** Data provided **
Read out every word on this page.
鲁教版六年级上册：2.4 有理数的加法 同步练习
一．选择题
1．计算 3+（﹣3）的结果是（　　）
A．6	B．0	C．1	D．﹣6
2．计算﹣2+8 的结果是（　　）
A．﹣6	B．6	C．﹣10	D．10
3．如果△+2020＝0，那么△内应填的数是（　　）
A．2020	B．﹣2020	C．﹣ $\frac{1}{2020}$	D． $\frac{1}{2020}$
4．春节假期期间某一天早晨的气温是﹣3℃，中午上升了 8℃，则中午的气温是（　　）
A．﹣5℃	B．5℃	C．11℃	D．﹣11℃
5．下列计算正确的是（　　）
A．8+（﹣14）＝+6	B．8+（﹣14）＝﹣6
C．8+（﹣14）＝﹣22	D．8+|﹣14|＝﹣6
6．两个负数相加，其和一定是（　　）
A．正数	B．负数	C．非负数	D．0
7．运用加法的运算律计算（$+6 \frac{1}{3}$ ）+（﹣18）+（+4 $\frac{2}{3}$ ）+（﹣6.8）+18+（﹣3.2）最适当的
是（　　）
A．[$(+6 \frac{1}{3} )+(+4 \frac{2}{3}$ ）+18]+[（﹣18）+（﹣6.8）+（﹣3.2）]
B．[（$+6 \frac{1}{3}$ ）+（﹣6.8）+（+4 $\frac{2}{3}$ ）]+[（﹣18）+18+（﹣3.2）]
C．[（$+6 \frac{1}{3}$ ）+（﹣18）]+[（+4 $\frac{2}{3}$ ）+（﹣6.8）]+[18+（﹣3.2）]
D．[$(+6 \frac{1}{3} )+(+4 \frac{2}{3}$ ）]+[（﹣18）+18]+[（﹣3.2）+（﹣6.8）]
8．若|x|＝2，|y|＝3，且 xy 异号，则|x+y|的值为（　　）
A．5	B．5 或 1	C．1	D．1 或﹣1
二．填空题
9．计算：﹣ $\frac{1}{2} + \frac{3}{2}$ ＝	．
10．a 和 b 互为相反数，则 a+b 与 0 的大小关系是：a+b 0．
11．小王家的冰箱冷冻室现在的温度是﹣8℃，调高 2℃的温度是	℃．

** What needs to be done **
Please quote the records above exactly, without skipping a line.

** Output of the task **
Read out every word on this page.
鲁教版六年级上册：2.4 有理数的加法 同步练习
一．选择题
1．计算 3+（﹣3）的结果是（　　）
A．6	B．0	C．1	D．﹣6
2．计算﹣2+8 的结果是（　　）
A．﹣6	B．6	C．﹣10	D．10
3．如果△+2020＝0，那么△内应填的数是（　　）
A．2020	B．﹣2020	C．﹣ $\frac{1}{2020}$	D． $\frac{1}{2020}$
4．春节假期期间某一天早晨的气温是﹣3℃，中午上升了 8℃，则中午的气温是（　　）
A．﹣5℃	B．5℃	C．11℃	D．﹣11℃
5．下列计算正确的是（　　）
A．8+（﹣14）＝+6	B．8+（﹣14）＝﹣6
C．8+（﹣14）＝﹣22	D．8+|﹣14|＝﹣6
6．两个负数相加，其和一定是（　　）
A．正数	B．负数	C．非负数	D．0
7．运用加法的运算律计算（$+6 \frac{1}{3}$ ）+（﹣18）+（+4 $\frac{2}{3}$ ）+（﹣6.8）+18+（﹣3.2）最适当的
是（　　）
A．[$(+6 \frac{1}{3} )+(+4 \frac{2}{3}$ ）+18]+[（﹣18）+（﹣6.8）+（﹣3.2）]
B．[（$+6 \frac{1}{3}$ ）+（﹣6.8）+（+4 $\frac{2}{3}$ ）]+[（﹣18）+18+（﹣3.2）]
C．[（$+6 \frac{1}{3}$ ）+（﹣18）]+[（+4 $\frac{2}{3}$ ）+（﹣6.8）]+[18+（﹣3.2）]
D．[$(+6 \frac{1}{3} )+(+4 \frac{2}{3}$ ）]+[（﹣18）+18]+[（﹣3.2）+（﹣6.8）]
8．若|x|＝2，|y|＝3，且 xy 异号，则|x+y|的值为（　　）
A．5	B．5 或 1	C．1	D．1 或﹣1
二．填空题
9．计算：﹣ $\frac{1}{2} + \frac{3}{2}$ ＝	．
10．a 和 b 互为相反数，则 a+b 与 0 的大小关系是：a+b 0．
11．小王家的冰箱冷冻室现在的温度是﹣8℃，调高 2℃的温度是	℃．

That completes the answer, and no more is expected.